Your goal: Output each entry exactly; skip nothing.

Data:
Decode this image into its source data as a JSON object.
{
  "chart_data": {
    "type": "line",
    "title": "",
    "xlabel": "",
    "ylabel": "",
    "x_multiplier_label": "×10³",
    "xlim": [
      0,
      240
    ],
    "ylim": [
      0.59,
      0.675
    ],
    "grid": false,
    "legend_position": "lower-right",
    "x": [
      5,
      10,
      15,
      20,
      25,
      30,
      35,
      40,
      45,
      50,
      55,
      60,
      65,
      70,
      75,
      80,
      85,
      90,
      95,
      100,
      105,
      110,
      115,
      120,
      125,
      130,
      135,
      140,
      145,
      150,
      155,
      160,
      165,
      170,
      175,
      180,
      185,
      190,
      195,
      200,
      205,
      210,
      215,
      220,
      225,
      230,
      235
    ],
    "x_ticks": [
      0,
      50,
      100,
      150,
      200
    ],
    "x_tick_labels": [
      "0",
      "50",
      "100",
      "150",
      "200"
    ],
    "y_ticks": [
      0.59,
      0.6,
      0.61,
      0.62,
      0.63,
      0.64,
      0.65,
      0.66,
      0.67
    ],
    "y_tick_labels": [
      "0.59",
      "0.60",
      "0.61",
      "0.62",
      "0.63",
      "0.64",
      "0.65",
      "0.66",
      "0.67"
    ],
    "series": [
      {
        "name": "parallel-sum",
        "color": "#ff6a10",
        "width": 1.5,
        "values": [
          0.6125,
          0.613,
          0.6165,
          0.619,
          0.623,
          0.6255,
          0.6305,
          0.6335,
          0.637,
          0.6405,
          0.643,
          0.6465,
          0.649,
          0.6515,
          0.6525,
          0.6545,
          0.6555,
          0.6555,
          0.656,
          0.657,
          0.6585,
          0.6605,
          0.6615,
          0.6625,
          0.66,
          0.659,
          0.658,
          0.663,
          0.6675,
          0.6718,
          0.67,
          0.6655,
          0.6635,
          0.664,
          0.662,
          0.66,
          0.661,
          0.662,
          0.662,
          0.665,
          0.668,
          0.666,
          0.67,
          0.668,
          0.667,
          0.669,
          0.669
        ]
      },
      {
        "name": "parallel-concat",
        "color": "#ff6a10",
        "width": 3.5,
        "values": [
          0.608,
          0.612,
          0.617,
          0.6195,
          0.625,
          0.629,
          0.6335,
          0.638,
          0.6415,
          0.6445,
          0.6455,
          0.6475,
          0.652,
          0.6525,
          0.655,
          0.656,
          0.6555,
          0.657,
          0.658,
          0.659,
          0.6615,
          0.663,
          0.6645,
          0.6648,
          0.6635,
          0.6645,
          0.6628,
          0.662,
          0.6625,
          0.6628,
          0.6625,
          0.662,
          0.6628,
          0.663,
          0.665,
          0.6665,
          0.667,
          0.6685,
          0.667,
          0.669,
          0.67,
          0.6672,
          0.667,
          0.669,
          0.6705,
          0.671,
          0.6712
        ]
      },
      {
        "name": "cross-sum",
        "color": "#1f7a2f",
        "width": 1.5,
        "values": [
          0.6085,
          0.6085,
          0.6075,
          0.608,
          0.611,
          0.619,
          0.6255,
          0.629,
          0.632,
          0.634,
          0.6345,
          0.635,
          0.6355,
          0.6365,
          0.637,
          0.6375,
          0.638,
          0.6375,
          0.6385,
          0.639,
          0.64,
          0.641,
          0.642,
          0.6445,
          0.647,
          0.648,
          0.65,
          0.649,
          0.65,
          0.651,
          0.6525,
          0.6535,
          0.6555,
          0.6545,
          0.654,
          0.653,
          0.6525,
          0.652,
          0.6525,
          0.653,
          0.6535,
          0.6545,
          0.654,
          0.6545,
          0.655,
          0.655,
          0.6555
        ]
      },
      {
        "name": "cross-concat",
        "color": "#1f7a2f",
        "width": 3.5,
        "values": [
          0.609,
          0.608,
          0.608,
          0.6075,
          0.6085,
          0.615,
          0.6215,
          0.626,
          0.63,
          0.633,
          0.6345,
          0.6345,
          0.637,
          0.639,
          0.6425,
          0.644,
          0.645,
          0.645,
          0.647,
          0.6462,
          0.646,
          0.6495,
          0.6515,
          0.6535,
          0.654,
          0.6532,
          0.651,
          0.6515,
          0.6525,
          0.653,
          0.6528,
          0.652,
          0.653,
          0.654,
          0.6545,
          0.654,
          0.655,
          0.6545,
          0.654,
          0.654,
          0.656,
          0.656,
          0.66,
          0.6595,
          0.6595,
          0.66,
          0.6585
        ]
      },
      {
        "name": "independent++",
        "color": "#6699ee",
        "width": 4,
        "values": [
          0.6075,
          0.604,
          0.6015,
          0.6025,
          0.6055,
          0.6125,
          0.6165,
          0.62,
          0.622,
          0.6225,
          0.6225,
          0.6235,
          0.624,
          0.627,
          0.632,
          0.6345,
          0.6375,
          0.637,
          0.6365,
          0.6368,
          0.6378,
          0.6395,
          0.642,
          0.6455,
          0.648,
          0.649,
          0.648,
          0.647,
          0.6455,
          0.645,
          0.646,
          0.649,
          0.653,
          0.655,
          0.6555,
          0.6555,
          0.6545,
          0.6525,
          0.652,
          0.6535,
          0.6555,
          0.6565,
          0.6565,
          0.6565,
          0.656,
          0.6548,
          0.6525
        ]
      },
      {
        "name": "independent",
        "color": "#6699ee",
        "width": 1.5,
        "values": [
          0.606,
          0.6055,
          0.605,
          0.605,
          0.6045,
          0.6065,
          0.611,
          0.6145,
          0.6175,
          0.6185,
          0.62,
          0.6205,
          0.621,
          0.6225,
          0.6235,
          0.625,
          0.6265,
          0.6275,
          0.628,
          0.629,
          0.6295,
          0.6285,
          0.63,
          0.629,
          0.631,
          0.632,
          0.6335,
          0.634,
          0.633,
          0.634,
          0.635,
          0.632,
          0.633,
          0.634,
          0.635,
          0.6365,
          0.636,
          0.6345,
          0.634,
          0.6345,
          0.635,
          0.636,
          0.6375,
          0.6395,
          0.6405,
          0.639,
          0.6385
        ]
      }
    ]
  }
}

Answer below:
Decode this image into its source data as a JSON object.
{
  "chart_data": {
    "type": "line",
    "title": "",
    "xlabel": "",
    "ylabel": "",
    "x_multiplier_label": "×10³",
    "xlim": [
      0,
      240
    ],
    "ylim": [
      0.59,
      0.675
    ],
    "grid": false,
    "legend_position": "lower-right",
    "x": [
      5,
      10,
      15,
      20,
      25,
      30,
      35,
      40,
      45,
      50,
      55,
      60,
      65,
      70,
      75,
      80,
      85,
      90,
      95,
      100,
      105,
      110,
      115,
      120,
      125,
      130,
      135,
      140,
      145,
      150,
      155,
      160,
      165,
      170,
      175,
      180,
      185,
      190,
      195,
      200,
      205,
      210,
      215,
      220,
      225,
      230,
      235
    ],
    "x_ticks": [
      0,
      50,
      100,
      150,
      200
    ],
    "x_tick_labels": [
      "0",
      "50",
      "100",
      "150",
      "200"
    ],
    "y_ticks": [
      0.59,
      0.6,
      0.61,
      0.62,
      0.63,
      0.64,
      0.65,
      0.66,
      0.67
    ],
    "y_tick_labels": [
      "0.59",
      "0.60",
      "0.61",
      "0.62",
      "0.63",
      "0.64",
      "0.65",
      "0.66",
      "0.67"
    ],
    "series": [
      {
        "name": "parallel-sum",
        "color": "#ff6a10",
        "width": 1.5,
        "values": [
          0.6125,
          0.613,
          0.6165,
          0.619,
          0.623,
          0.6255,
          0.6305,
          0.6335,
          0.637,
          0.6405,
          0.643,
          0.6465,
          0.649,
          0.6515,
          0.6525,
          0.6545,
          0.6555,
          0.6555,
          0.656,
          0.657,
          0.6585,
          0.6605,
          0.6615,
          0.6625,
          0.66,
          0.659,
          0.658,
          0.663,
          0.6675,
          0.6718,
          0.67,
          0.6655,
          0.6635,
          0.664,
          0.662,
          0.66,
          0.661,
          0.662,
          0.662,
          0.665,
          0.668,
          0.666,
          0.67,
          0.668,
          0.667,
          0.669,
          0.669
        ]
      },
      {
        "name": "parallel-concat",
        "color": "#ff6a10",
        "width": 3.5,
        "values": [
          0.608,
          0.612,
          0.617,
          0.6195,
          0.625,
          0.629,
          0.6335,
          0.638,
          0.6415,
          0.6445,
          0.6455,
          0.6475,
          0.652,
          0.6525,
          0.655,
          0.656,
          0.6555,
          0.657,
          0.658,
          0.659,
          0.6615,
          0.663,
          0.6645,
          0.6648,
          0.6635,
          0.6645,
          0.6628,
          0.662,
          0.6625,
          0.6628,
          0.6625,
          0.662,
          0.6628,
          0.663,
          0.665,
          0.6665,
          0.667,
          0.6685,
          0.667,
          0.669,
          0.67,
          0.6672,
          0.667,
          0.669,
          0.6705,
          0.671,
          0.6712
        ]
      },
      {
        "name": "cross-sum",
        "color": "#1f7a2f",
        "width": 1.5,
        "values": [
          0.6085,
          0.6085,
          0.6075,
          0.608,
          0.611,
          0.619,
          0.6255,
          0.629,
          0.632,
          0.634,
          0.6345,
          0.635,
          0.6355,
          0.6365,
          0.637,
          0.6375,
          0.638,
          0.6375,
          0.6385,
          0.639,
          0.64,
          0.641,
          0.642,
          0.6445,
          0.647,
          0.648,
          0.65,
          0.649,
          0.65,
          0.651,
          0.6525,
          0.6535,
          0.6555,
          0.6545,
          0.654,
          0.653,
          0.6525,
          0.652,
          0.6525,
          0.653,
          0.6535,
          0.6545,
          0.654,
          0.6545,
          0.655,
          0.655,
          0.6555
        ]
      },
      {
        "name": "cross-concat",
        "color": "#1f7a2f",
        "width": 3.5,
        "values": [
          0.609,
          0.608,
          0.608,
          0.6075,
          0.6085,
          0.615,
          0.6215,
          0.626,
          0.63,
          0.633,
          0.6345,
          0.6345,
          0.637,
          0.639,
          0.6425,
          0.644,
          0.645,
          0.645,
          0.647,
          0.6462,
          0.646,
          0.6495,
          0.6515,
          0.6535,
          0.654,
          0.6532,
          0.651,
          0.6515,
          0.6525,
          0.653,
          0.6528,
          0.652,
          0.653,
          0.654,
          0.6545,
          0.654,
          0.655,
          0.6545,
          0.654,
          0.654,
          0.656,
          0.656,
          0.66,
          0.6595,
          0.6595,
          0.66,
          0.6585
        ]
      },
      {
        "name": "independent++",
        "color": "#6699ee",
        "width": 4,
        "values": [
          0.6075,
          0.604,
          0.6015,
          0.6025,
          0.6055,
          0.6125,
          0.6165,
          0.62,
          0.622,
          0.6225,
          0.6225,
          0.6235,
          0.624,
          0.627,
          0.632,
          0.6345,
          0.6375,
          0.637,
          0.6365,
          0.6368,
          0.6378,
          0.6395,
          0.642,
          0.6455,
          0.648,
          0.649,
          0.648,
          0.647,
          0.6455,
          0.645,
          0.646,
          0.649,
          0.653,
          0.655,
          0.6555,
          0.6555,
          0.6545,
          0.6525,
          0.652,
          0.6535,
          0.6555,
          0.6565,
          0.6565,
          0.6565,
          0.656,
          0.6548,
          0.6525
        ]
      },
      {
        "name": "independent",
        "color": "#6699ee",
        "width": 1.5,
        "values": [
          0.606,
          0.6055,
          0.605,
          0.605,
          0.6045,
          0.6065,
          0.611,
          0.6145,
          0.6175,
          0.6185,
          0.62,
          0.6205,
          0.621,
          0.6225,
          0.6235,
          0.625,
          0.6265,
          0.6275,
          0.628,
          0.629,
          0.6295,
          0.6285,
          0.63,
          0.629,
          0.631,
          0.632,
          0.6335,
          0.634,
          0.633,
          0.634,
          0.635,
          0.632,
          0.633,
          0.634,
          0.635,
          0.6365,
          0.636,
          0.6345,
          0.634,
          0.6345,
          0.635,
          0.636,
          0.6375,
          0.6395,
          0.6405,
          0.639,
          0.6385
        ]
      }
    ]
  }
}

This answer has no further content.